#### WORK TASK
Nothing but an exact reprint of the records is to be returned.
....
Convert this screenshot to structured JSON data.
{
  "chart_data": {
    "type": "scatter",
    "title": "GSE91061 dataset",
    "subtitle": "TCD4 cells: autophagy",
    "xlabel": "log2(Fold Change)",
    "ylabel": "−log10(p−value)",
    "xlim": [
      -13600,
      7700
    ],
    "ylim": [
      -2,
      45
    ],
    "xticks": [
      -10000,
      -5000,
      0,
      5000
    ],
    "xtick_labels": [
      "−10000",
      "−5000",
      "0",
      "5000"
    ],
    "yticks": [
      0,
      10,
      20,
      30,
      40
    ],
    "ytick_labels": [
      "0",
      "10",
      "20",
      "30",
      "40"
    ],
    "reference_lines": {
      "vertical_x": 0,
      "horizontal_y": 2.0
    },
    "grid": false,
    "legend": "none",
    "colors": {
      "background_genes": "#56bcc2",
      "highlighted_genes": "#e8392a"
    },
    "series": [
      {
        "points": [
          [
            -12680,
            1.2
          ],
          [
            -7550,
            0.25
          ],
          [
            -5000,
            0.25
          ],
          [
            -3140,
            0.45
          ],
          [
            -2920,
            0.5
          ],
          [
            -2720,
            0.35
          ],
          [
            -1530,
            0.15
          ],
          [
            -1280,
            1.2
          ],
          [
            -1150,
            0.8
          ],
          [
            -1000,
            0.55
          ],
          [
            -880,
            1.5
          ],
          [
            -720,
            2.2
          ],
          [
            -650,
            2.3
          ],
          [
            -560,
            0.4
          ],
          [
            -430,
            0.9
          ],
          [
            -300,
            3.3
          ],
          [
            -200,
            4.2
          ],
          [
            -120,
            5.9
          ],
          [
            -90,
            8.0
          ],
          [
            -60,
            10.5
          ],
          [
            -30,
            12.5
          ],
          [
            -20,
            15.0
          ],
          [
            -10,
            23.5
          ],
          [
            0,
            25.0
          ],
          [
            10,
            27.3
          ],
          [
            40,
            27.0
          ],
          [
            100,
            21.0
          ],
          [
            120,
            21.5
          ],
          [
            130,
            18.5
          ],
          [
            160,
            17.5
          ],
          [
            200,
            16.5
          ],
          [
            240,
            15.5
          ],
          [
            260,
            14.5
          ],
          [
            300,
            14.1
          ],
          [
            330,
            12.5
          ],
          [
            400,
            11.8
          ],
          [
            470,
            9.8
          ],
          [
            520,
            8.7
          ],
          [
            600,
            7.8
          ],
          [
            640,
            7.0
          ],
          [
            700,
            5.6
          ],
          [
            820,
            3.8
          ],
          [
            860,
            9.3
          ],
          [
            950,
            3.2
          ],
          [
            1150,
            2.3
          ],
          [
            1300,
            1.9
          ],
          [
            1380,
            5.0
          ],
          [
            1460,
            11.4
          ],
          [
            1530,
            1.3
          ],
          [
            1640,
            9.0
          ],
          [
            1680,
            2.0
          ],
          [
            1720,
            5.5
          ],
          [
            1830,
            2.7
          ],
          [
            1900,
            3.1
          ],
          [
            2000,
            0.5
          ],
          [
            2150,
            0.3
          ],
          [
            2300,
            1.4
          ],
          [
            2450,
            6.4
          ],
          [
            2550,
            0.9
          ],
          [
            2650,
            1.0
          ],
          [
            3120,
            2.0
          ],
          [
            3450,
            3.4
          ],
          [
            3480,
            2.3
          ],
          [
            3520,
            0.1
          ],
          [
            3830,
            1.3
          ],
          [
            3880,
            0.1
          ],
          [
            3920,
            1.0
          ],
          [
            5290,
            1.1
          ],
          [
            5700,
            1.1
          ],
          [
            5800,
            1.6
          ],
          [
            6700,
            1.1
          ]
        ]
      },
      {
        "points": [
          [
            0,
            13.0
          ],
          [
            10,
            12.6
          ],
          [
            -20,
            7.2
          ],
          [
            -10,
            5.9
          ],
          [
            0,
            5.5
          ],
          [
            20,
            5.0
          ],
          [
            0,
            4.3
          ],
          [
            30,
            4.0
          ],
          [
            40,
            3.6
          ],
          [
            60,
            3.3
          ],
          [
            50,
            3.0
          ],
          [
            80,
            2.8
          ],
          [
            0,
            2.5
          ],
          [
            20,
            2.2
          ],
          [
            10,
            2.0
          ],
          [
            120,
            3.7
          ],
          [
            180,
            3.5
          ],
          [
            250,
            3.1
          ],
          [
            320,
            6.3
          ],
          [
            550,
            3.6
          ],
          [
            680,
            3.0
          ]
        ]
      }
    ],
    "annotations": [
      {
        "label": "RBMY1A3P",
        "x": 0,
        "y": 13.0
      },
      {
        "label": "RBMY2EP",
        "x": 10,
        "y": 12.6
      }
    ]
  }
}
....
#### YOUR RESPONSE
Convert this screenshot to structured JSON data.
{
  "chart_data": {
    "type": "scatter",
    "title": "GSE91061 dataset",
    "subtitle": "TCD4 cells: autophagy",
    "xlabel": "log2(Fold Change)",
    "ylabel": "−log10(p−value)",
    "xlim": [
      -13600,
      7700
    ],
    "ylim": [
      -2,
      45
    ],
    "xticks": [
      -10000,
      -5000,
      0,
      5000
    ],
    "xtick_labels": [
      "−10000",
      "−5000",
      "0",
      "5000"
    ],
    "yticks": [
      0,
      10,
      20,
      30,
      40
    ],
    "ytick_labels": [
      "0",
      "10",
      "20",
      "30",
      "40"
    ],
    "reference_lines": {
      "vertical_x": 0,
      "horizontal_y": 2.0
    },
    "grid": false,
    "legend": "none",
    "colors": {
      "background_genes": "#56bcc2",
      "highlighted_genes": "#e8392a"
    },
    "series": [
      {
        "points": [
          [
            -12680,
            1.2
          ],
          [
            -7550,
            0.25
          ],
          [
            -5000,
            0.25
          ],
          [
            -3140,
            0.45
          ],
          [
            -2920,
            0.5
          ],
          [
            -2720,
            0.35
          ],
          [
            -1530,
            0.15
          ],
          [
            -1280,
            1.2
          ],
          [
            -1150,
            0.8
          ],
          [
            -1000,
            0.55
          ],
          [
            -880,
            1.5
          ],
          [
            -720,
            2.2
          ],
          [
            -650,
            2.3
          ],
          [
            -560,
            0.4
          ],
          [
            -430,
            0.9
          ],
          [
            -300,
            3.3
          ],
          [
            -200,
            4.2
          ],
          [
            -120,
            5.9
          ],
          [
            -90,
            8.0
          ],
          [
            -60,
            10.5
          ],
          [
            -30,
            12.5
          ],
          [
            -20,
            15.0
          ],
          [
            -10,
            23.5
          ],
          [
            0,
            25.0
          ],
          [
            10,
            27.3
          ],
          [
            40,
            27.0
          ],
          [
            100,
            21.0
          ],
          [
            120,
            21.5
          ],
          [
            130,
            18.5
          ],
          [
            160,
            17.5
          ],
          [
            200,
            16.5
          ],
          [
            240,
            15.5
          ],
          [
            260,
            14.5
          ],
          [
            300,
            14.1
          ],
          [
            330,
            12.5
          ],
          [
            400,
            11.8
          ],
          [
            470,
            9.8
          ],
          [
            520,
            8.7
          ],
          [
            600,
            7.8
          ],
          [
            640,
            7.0
          ],
          [
            700,
            5.6
          ],
          [
            820,
            3.8
          ],
          [
            860,
            9.3
          ],
          [
            950,
            3.2
          ],
          [
            1150,
            2.3
          ],
          [
            1300,
            1.9
          ],
          [
            1380,
            5.0
          ],
          [
            1460,
            11.4
          ],
          [
            1530,
            1.3
          ],
          [
            1640,
            9.0
          ],
          [
            1680,
            2.0
          ],
          [
            1720,
            5.5
          ],
          [
            1830,
            2.7
          ],
          [
            1900,
            3.1
          ],
          [
            2000,
            0.5
          ],
          [
            2150,
            0.3
          ],
          [
            2300,
            1.4
          ],
          [
            2450,
            6.4
          ],
          [
            2550,
            0.9
          ],
          [
            2650,
            1.0
          ],
          [
            3120,
            2.0
          ],
          [
            3450,
            3.4
          ],
          [
            3480,
            2.3
          ],
          [
            3520,
            0.1
          ],
          [
            3830,
            1.3
          ],
          [
            3880,
            0.1
          ],
          [
            3920,
            1.0
          ],
          [
            5290,
            1.1
          ],
          [
            5700,
            1.1
          ],
          [
            5800,
            1.6
          ],
          [
            6700,
            1.1
          ]
        ]
      },
      {
        "points": [
          [
            0,
            13.0
          ],
          [
            10,
            12.6
          ],
          [
            -20,
            7.2
          ],
          [
            -10,
            5.9
          ],
          [
            0,
            5.5
          ],
          [
            20,
            5.0
          ],
          [
            0,
            4.3
          ],
          [
            30,
            4.0
          ],
          [
            40,
            3.6
          ],
          [
            60,
            3.3
          ],
          [
            50,
            3.0
          ],
          [
            80,
            2.8
          ],
          [
            0,
            2.5
          ],
          [
            20,
            2.2
          ],
          [
            10,
            2.0
          ],
          [
            120,
            3.7
          ],
          [
            180,
            3.5
          ],
          [
            250,
            3.1
          ],
          [
            320,
            6.3
          ],
          [
            550,
            3.6
          ],
          [
            680,
            3.0
          ]
        ]
      }
    ],
    "annotations": [
      {
        "label": "RBMY1A3P",
        "x": 0,
        "y": 13.0
      },
      {
        "label": "RBMY2EP",
        "x": 10,
        "y": 12.6
      }
    ]
  }
}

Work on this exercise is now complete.